# EXTRACTED ENTRIES
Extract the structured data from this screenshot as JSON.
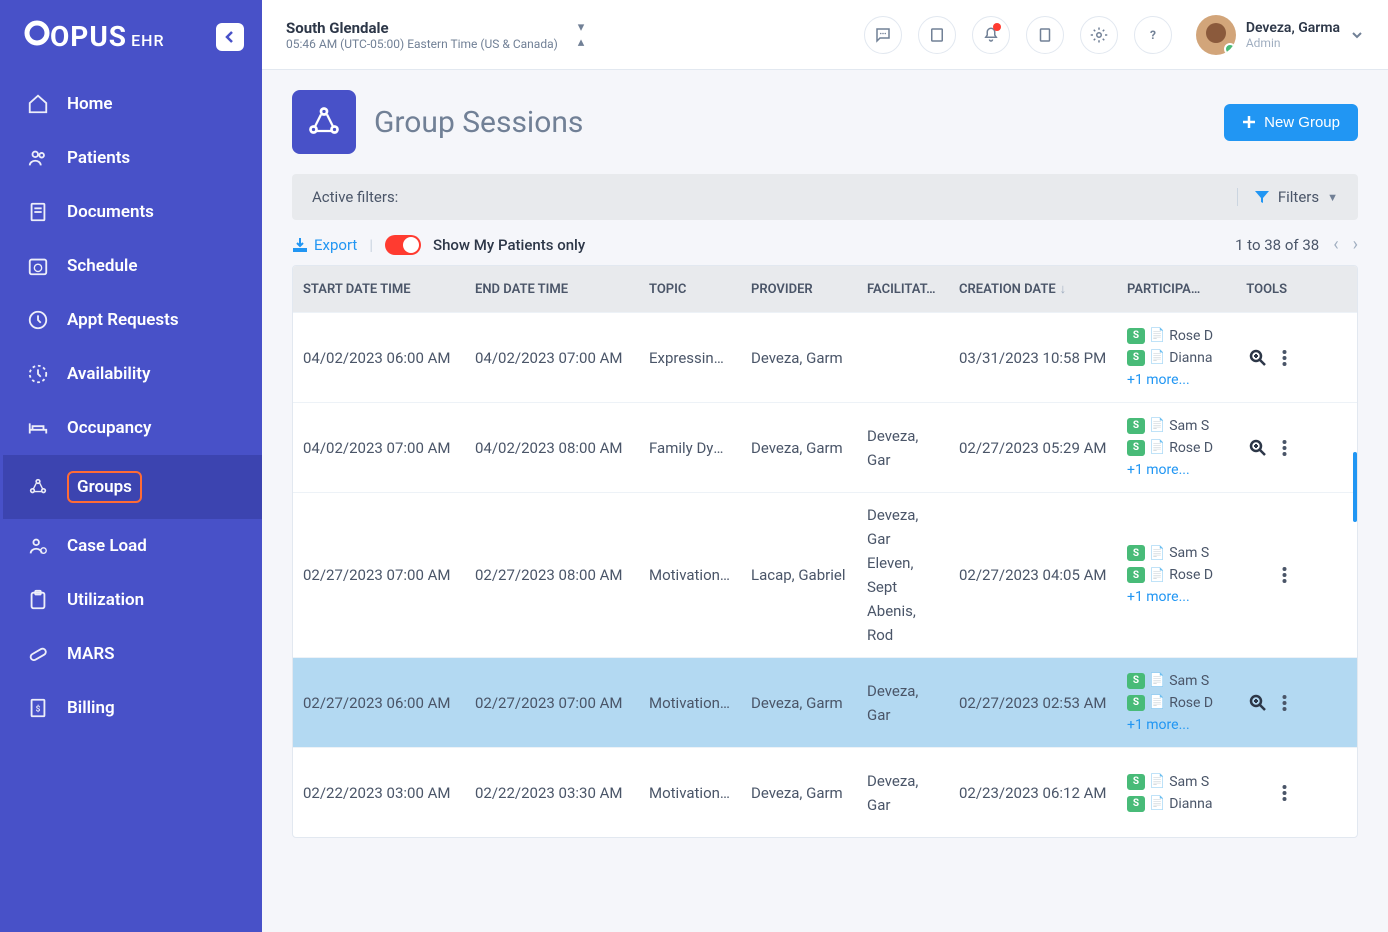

==

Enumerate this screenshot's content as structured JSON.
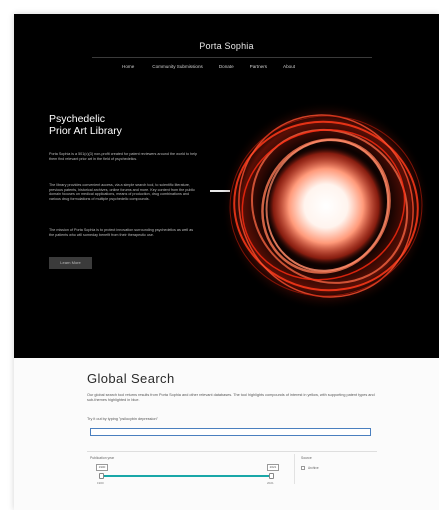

...

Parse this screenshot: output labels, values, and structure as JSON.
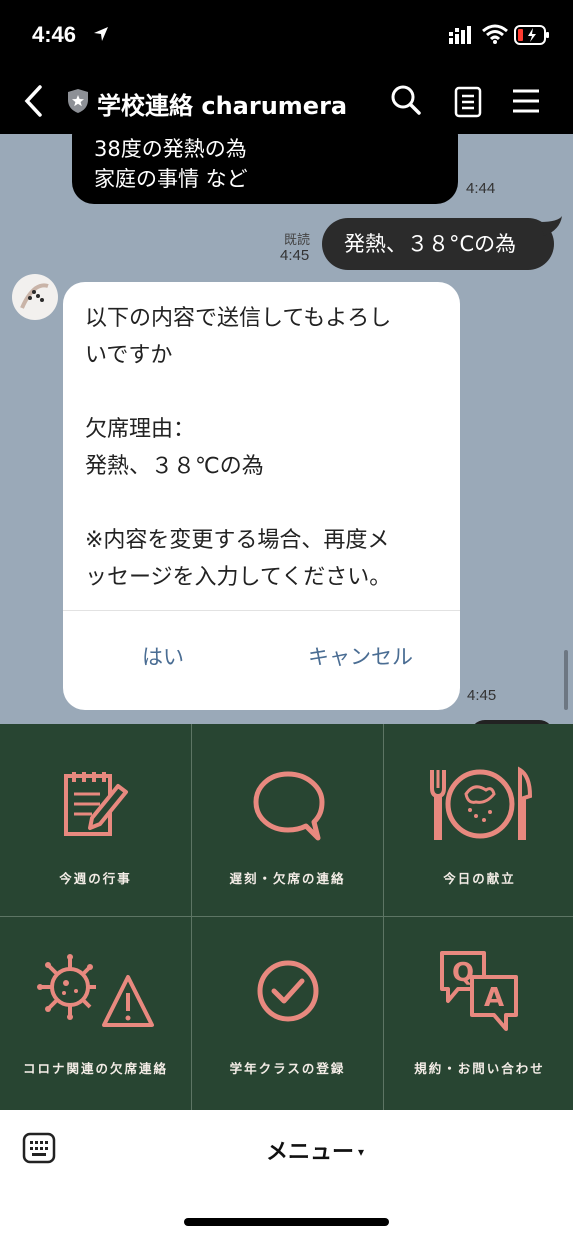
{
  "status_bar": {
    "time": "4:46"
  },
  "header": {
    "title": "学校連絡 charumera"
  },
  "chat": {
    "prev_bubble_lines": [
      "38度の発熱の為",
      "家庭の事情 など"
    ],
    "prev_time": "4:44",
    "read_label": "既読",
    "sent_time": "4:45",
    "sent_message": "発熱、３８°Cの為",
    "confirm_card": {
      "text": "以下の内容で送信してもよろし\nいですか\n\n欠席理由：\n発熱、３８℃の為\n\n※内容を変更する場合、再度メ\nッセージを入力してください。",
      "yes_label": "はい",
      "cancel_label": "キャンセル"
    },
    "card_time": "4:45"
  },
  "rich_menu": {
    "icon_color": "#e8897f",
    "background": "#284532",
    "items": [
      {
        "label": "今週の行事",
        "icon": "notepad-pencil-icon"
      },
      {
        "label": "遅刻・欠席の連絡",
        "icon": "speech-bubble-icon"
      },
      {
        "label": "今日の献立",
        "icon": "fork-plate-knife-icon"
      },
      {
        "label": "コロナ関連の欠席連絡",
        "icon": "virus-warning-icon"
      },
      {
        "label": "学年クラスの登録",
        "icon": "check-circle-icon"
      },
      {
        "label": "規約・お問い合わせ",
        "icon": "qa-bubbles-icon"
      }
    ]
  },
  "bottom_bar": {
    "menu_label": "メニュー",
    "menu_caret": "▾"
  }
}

# PROBLEM STATEMENT
Scan the material above for the string "structured", returning each line that contains it.

# ANSWER TO THIS TASK
Extract the structured data from this screenshot as JSON.
Enumerate this screenshot's content as structured JSON.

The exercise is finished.